[A block of data]
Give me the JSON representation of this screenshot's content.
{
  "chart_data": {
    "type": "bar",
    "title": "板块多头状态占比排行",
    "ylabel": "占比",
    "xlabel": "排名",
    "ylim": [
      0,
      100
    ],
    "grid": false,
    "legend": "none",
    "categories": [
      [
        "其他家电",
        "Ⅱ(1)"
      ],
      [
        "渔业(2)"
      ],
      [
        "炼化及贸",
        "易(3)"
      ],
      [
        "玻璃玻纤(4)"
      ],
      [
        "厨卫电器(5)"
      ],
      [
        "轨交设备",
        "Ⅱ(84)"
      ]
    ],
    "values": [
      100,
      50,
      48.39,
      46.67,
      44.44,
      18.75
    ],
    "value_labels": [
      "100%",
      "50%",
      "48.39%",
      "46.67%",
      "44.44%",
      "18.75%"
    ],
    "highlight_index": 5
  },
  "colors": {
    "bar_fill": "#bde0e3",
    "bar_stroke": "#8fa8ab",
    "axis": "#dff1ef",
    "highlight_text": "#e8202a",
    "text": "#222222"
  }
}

▶ Task objective
Quote each line of the listing above exactly.

▶ Task solution
Give me the JSON representation of this screenshot's content.
{
  "chart_data": {
    "type": "bar",
    "title": "板块多头状态占比排行",
    "ylabel": "占比",
    "xlabel": "排名",
    "ylim": [
      0,
      100
    ],
    "grid": false,
    "legend": "none",
    "categories": [
      [
        "其他家电",
        "Ⅱ(1)"
      ],
      [
        "渔业(2)"
      ],
      [
        "炼化及贸",
        "易(3)"
      ],
      [
        "玻璃玻纤(4)"
      ],
      [
        "厨卫电器(5)"
      ],
      [
        "轨交设备",
        "Ⅱ(84)"
      ]
    ],
    "values": [
      100,
      50,
      48.39,
      46.67,
      44.44,
      18.75
    ],
    "value_labels": [
      "100%",
      "50%",
      "48.39%",
      "46.67%",
      "44.44%",
      "18.75%"
    ],
    "highlight_index": 5
  },
  "colors": {
    "bar_fill": "#bde0e3",
    "bar_stroke": "#8fa8ab",
    "axis": "#dff1ef",
    "highlight_text": "#e8202a",
    "text": "#222222"
  }
}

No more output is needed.